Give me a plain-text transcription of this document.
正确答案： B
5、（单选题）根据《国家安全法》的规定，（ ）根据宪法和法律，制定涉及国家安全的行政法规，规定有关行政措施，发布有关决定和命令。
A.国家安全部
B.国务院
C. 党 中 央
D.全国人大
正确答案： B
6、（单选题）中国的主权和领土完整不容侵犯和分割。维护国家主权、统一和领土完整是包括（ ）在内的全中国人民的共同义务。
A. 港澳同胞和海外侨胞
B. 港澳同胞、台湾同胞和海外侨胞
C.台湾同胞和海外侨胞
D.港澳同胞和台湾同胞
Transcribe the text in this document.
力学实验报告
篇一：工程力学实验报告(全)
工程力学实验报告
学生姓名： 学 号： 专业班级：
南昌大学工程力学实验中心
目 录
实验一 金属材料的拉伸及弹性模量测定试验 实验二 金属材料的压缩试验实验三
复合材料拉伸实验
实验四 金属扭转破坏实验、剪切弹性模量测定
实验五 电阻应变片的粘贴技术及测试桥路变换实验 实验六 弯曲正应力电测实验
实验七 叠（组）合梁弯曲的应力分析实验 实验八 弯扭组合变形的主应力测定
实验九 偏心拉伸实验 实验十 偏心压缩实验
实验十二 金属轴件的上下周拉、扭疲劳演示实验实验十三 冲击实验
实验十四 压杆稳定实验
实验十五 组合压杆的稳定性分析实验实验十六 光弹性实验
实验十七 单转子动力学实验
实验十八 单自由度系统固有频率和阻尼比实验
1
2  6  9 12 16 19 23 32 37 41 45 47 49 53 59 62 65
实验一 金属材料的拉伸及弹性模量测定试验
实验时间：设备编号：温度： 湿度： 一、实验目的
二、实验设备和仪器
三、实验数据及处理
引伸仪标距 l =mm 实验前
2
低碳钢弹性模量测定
◇ ◇ ◇
Exercise task: Write out the material exactly as given.

Solution to this exercise:
Give me a plain-text transcription of this document.
正确答案： B
5、（单选题）根据《国家安全法》的规定，（ ）根据宪法和法律，制定涉及国家安全的行政法规，规定有关行政措施，发布有关决定和命令。
A.国家安全部
B.国务院
C. 党 中 央
D.全国人大
正确答案： B
6、（单选题）中国的主权和领土完整不容侵犯和分割。维护国家主权、统一和领土完整是包括（ ）在内的全中国人民的共同义务。
A. 港澳同胞和海外侨胞
B. 港澳同胞、台湾同胞和海外侨胞
C.台湾同胞和海外侨胞
D.港澳同胞和台湾同胞
Transcribe the text in this document.
力学实验报告
篇一：工程力学实验报告(全)
工程力学实验报告
学生姓名： 学 号： 专业班级：
南昌大学工程力学实验中心
目 录
实验一 金属材料的拉伸及弹性模量测定试验 实验二 金属材料的压缩试验实验三
复合材料拉伸实验
实验四 金属扭转破坏实验、剪切弹性模量测定
实验五 电阻应变片的粘贴技术及测试桥路变换实验 实验六 弯曲正应力电测实验
实验七 叠（组）合梁弯曲的应力分析实验 实验八 弯扭组合变形的主应力测定
实验九 偏心拉伸实验 实验十 偏心压缩实验
实验十二 金属轴件的上下周拉、扭疲劳演示实验实验十三 冲击实验
实验十四 压杆稳定实验
实验十五 组合压杆的稳定性分析实验实验十六 光弹性实验
实验十七 单转子动力学实验
实验十八 单自由度系统固有频率和阻尼比实验
1
2  6  9 12 16 19 23 32 37 41 45 47 49 53 59 62 65
实验一 金属材料的拉伸及弹性模量测定试验
实验时间：设备编号：温度： 湿度： 一、实验目的
二、实验设备和仪器
三、实验数据及处理
引伸仪标距 l =mm 实验前
2
低碳钢弹性模量测定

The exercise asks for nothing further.